Given task = Transcribe every record that appears below, exactly and in full.

Data for the task =
•••

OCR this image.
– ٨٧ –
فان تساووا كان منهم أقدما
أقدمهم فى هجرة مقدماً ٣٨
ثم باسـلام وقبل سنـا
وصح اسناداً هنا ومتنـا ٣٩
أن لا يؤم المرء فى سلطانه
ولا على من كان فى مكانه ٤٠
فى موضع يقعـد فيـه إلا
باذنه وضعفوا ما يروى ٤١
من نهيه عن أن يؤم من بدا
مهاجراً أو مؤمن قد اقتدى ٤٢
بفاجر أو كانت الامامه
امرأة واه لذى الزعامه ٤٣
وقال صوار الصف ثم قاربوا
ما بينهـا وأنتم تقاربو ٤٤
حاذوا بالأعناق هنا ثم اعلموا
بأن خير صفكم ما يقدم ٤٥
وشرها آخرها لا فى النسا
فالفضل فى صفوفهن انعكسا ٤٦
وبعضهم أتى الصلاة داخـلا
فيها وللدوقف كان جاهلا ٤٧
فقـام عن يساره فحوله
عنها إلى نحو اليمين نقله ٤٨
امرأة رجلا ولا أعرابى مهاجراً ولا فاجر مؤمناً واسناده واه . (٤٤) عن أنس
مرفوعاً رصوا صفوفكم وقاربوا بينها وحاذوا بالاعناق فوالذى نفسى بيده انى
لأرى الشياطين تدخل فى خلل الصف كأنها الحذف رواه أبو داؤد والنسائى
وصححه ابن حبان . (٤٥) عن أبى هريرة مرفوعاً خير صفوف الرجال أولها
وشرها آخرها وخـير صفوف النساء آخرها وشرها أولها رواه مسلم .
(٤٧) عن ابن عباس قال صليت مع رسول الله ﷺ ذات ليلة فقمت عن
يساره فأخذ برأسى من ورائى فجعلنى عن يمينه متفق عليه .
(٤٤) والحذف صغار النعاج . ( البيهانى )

•••

Result for this task =
OCR this image.
– ٨٧ –
فان تساووا كان منهم أقدما
أقدمهم فى هجرة مقدماً ٣٨
ثم باسـلام وقبل سنـا
وصح اسناداً هنا ومتنـا ٣٩
أن لا يؤم المرء فى سلطانه
ولا على من كان فى مكانه ٤٠
فى موضع يقعـد فيـه إلا
باذنه وضعفوا ما يروى ٤١
من نهيه عن أن يؤم من بدا
مهاجراً أو مؤمن قد اقتدى ٤٢
بفاجر أو كانت الامامه
امرأة واه لذى الزعامه ٤٣
وقال صوار الصف ثم قاربوا
ما بينهـا وأنتم تقاربو ٤٤
حاذوا بالأعناق هنا ثم اعلموا
بأن خير صفكم ما يقدم ٤٥
وشرها آخرها لا فى النسا
فالفضل فى صفوفهن انعكسا ٤٦
وبعضهم أتى الصلاة داخـلا
فيها وللدوقف كان جاهلا ٤٧
فقـام عن يساره فحوله
عنها إلى نحو اليمين نقله ٤٨
امرأة رجلا ولا أعرابى مهاجراً ولا فاجر مؤمناً واسناده واه . (٤٤) عن أنس
مرفوعاً رصوا صفوفكم وقاربوا بينها وحاذوا بالاعناق فوالذى نفسى بيده انى
لأرى الشياطين تدخل فى خلل الصف كأنها الحذف رواه أبو داؤد والنسائى
وصححه ابن حبان . (٤٥) عن أبى هريرة مرفوعاً خير صفوف الرجال أولها
وشرها آخرها وخـير صفوف النساء آخرها وشرها أولها رواه مسلم .
(٤٧) عن ابن عباس قال صليت مع رسول الله ﷺ ذات ليلة فقمت عن
يساره فأخذ برأسى من ورائى فجعلنى عن يمينه متفق عليه .
(٤٤) والحذف صغار النعاج . ( البيهانى )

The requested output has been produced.